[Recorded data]
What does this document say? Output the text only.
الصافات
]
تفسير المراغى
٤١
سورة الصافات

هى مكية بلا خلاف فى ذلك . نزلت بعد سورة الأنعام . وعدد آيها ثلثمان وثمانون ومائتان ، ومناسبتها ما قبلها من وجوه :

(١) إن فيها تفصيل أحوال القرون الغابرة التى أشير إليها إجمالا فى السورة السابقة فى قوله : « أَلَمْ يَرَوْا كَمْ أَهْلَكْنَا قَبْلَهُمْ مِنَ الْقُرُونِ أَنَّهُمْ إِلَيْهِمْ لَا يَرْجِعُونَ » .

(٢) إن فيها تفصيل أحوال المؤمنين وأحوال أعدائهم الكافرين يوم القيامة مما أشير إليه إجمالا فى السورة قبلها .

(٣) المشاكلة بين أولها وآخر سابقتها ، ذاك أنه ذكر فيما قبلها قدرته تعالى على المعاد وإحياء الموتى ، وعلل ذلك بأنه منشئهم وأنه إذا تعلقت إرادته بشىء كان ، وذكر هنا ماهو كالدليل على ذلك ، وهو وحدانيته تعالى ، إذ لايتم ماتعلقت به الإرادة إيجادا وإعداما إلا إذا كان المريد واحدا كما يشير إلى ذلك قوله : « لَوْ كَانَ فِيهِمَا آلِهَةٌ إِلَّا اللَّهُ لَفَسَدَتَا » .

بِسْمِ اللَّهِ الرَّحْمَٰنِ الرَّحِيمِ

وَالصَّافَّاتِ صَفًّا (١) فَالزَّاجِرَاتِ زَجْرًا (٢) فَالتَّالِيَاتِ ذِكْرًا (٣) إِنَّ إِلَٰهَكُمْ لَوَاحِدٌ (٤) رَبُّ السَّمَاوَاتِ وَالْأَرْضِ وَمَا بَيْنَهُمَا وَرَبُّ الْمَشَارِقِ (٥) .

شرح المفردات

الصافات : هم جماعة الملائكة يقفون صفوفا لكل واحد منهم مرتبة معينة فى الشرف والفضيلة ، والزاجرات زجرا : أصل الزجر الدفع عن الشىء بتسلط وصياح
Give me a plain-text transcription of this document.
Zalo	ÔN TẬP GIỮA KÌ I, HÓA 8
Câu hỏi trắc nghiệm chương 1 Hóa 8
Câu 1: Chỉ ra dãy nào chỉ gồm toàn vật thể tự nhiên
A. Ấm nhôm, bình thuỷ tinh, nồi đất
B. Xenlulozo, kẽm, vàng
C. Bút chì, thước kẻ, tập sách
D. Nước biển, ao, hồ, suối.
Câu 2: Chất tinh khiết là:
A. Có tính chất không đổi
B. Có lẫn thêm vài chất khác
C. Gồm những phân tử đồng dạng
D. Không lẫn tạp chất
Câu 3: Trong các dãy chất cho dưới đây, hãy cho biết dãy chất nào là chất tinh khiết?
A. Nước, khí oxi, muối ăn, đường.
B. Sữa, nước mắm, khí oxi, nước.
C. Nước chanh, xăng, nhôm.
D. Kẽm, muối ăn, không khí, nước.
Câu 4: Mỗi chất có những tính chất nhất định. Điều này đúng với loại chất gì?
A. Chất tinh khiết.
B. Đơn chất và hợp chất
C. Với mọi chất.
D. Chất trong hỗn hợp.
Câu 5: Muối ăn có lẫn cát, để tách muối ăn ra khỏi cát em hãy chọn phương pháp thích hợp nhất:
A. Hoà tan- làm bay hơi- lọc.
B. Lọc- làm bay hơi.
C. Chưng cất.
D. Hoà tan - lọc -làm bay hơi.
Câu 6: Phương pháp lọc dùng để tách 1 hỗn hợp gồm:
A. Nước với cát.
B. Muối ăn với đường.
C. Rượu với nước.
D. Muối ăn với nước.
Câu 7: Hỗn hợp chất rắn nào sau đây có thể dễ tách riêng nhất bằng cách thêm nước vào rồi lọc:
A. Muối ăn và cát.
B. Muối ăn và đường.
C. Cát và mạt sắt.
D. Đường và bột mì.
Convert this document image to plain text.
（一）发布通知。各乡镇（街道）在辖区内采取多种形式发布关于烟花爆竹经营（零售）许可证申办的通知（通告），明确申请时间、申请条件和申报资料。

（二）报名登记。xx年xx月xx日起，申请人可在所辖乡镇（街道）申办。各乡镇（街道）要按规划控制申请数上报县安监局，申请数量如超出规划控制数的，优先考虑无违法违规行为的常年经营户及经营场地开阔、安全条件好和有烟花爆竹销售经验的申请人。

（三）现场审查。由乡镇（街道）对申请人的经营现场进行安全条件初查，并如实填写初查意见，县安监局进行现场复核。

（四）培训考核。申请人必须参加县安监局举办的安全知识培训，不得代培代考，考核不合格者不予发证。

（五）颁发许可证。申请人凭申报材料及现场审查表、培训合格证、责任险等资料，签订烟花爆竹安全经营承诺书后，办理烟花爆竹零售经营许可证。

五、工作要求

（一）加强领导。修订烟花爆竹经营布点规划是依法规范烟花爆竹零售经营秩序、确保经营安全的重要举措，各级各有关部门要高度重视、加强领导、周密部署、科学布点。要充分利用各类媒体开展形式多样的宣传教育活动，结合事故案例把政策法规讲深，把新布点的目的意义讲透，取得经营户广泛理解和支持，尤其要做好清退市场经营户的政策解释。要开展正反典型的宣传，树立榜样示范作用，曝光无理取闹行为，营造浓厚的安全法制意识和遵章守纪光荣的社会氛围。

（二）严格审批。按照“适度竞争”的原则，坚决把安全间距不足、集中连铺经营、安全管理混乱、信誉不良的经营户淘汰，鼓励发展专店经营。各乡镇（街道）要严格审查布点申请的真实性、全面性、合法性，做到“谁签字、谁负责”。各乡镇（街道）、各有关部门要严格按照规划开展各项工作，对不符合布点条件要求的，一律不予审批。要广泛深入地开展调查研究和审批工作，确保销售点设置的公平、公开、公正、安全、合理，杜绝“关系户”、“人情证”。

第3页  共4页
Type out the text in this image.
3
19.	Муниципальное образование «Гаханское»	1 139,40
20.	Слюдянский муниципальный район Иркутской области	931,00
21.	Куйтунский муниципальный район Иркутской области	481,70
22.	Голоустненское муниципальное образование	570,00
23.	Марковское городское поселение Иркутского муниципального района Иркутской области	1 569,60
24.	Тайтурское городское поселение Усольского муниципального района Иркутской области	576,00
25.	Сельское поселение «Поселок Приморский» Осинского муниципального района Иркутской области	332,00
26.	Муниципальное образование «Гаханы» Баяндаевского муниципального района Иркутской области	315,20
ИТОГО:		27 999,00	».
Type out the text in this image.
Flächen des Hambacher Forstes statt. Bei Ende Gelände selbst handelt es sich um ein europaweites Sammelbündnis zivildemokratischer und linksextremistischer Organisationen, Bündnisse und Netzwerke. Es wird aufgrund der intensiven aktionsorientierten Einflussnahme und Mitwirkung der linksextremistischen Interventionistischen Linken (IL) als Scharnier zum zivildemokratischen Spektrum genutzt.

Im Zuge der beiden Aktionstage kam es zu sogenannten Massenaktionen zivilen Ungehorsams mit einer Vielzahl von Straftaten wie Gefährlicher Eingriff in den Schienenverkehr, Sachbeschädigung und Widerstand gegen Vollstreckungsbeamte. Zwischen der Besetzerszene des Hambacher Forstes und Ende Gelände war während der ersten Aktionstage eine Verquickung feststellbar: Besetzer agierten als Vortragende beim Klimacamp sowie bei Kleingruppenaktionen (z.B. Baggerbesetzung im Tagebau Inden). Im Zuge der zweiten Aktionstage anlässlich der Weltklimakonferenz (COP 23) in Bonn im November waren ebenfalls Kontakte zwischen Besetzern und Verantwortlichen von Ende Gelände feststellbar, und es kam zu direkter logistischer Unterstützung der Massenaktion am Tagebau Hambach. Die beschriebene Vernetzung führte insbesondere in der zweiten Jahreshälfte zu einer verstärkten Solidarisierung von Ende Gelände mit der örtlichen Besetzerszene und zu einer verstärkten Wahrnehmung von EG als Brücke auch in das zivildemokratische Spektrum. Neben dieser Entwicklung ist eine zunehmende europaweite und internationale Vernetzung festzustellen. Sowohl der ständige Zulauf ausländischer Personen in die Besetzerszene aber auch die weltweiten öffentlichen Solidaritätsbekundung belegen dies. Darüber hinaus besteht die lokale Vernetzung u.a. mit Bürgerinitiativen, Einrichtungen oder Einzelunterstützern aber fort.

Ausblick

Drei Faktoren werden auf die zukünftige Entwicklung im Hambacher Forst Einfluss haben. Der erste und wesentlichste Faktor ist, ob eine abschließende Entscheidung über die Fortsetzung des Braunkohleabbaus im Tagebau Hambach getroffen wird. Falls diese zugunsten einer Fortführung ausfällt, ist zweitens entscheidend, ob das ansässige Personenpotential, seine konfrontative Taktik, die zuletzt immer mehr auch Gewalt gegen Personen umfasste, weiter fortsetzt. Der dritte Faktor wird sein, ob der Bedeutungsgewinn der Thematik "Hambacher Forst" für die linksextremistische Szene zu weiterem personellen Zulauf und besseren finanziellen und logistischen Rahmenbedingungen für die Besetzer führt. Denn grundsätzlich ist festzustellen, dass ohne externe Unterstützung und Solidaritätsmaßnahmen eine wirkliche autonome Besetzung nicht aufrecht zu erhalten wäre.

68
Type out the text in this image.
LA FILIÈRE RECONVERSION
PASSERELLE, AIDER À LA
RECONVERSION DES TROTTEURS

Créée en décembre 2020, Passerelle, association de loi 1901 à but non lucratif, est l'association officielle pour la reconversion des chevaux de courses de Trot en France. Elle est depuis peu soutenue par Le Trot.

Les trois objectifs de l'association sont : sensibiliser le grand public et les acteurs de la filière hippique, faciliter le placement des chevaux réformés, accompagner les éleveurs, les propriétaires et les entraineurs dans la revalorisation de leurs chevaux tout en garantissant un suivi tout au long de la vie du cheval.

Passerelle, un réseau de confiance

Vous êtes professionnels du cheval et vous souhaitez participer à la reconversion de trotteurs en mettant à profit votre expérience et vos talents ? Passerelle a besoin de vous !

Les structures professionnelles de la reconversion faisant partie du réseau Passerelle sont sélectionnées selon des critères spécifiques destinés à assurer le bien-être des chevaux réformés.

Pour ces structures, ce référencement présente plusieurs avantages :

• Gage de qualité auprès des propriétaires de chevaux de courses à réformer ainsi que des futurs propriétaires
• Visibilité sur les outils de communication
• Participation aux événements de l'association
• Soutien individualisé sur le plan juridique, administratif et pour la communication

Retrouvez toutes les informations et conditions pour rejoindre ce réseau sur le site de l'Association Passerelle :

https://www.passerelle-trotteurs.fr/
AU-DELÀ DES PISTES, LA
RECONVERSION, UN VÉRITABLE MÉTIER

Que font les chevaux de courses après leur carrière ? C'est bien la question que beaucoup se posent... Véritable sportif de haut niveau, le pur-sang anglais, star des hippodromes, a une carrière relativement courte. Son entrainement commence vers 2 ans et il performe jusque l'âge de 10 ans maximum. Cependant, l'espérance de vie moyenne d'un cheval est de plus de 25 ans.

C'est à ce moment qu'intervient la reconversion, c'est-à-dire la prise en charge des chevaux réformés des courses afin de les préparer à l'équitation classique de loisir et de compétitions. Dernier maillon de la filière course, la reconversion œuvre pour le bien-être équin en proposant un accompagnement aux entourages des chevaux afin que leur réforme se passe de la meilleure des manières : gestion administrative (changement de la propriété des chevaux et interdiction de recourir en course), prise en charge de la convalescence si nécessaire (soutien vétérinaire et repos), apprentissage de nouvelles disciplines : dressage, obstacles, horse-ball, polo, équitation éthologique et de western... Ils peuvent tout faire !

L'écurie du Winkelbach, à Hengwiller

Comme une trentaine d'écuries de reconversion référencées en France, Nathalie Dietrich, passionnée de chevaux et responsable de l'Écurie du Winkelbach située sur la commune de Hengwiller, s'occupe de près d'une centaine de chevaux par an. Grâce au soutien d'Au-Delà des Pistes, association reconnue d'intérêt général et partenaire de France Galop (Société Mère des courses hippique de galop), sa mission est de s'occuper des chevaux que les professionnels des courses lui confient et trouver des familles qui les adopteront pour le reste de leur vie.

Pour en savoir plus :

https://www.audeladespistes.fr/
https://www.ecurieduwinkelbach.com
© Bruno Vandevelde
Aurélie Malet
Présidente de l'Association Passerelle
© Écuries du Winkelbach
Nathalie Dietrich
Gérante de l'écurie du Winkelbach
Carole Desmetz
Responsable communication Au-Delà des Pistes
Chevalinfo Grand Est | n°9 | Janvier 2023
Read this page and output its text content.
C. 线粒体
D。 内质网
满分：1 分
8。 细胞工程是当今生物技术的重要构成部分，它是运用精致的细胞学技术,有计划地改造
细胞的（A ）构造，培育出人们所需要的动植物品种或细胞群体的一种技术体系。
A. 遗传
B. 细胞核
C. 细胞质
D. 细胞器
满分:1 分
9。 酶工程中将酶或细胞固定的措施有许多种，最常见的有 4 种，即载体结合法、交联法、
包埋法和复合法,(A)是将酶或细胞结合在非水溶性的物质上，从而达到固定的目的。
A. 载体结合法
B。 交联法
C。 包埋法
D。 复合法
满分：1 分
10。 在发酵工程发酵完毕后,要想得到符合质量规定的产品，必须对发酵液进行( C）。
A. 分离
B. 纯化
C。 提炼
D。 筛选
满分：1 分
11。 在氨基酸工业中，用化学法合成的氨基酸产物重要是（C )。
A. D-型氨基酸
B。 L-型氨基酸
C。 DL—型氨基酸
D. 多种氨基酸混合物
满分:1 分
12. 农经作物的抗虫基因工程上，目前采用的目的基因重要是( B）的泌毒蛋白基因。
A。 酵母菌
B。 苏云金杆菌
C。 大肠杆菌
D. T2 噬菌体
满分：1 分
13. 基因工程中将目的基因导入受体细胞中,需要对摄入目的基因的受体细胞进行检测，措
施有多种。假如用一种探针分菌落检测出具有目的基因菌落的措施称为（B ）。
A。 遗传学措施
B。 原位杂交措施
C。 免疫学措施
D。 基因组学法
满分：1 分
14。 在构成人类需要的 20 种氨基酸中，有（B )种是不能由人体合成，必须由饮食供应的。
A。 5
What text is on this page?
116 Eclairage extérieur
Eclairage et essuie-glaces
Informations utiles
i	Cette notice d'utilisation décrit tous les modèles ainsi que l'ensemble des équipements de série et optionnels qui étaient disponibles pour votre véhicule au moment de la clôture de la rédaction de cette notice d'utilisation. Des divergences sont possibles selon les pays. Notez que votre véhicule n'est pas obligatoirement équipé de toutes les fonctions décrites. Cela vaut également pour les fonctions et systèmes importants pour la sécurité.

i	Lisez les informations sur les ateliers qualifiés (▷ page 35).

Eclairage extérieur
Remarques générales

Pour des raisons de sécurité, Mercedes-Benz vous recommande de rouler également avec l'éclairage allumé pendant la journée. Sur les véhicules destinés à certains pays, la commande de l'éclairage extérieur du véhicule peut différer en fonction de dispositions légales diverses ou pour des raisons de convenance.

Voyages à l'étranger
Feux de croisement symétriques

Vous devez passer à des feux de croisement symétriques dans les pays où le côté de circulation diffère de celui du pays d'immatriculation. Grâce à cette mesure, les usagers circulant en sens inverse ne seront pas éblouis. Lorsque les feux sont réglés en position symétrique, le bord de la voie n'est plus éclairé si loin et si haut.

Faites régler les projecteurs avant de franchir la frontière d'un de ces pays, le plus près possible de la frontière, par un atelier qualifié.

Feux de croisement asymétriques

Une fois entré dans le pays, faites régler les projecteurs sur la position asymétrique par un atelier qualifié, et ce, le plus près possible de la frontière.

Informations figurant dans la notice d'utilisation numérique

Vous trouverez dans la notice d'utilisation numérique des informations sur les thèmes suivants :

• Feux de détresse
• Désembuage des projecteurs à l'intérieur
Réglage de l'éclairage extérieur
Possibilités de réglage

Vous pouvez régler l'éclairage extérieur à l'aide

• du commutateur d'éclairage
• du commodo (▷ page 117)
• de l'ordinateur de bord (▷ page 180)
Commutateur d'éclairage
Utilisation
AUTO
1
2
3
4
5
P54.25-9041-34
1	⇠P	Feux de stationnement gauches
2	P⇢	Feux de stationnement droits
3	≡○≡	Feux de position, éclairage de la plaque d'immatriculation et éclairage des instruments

- [Aim of the exercise] Copy out every line from the records that has the word "муниципального".

- [Output]
23.	Марковское городское поселение Иркутского муниципального района Иркутской области	1 569,60
24.	Тайтурское городское поселение Усольского муниципального района Иркутской области	576,00
25.	Сельское поселение «Поселок Приморский» Осинского муниципального района Иркутской области	332,00
26.	Муниципальное образование «Гаханы» Баяндаевского муниципального района Иркутской области	315,20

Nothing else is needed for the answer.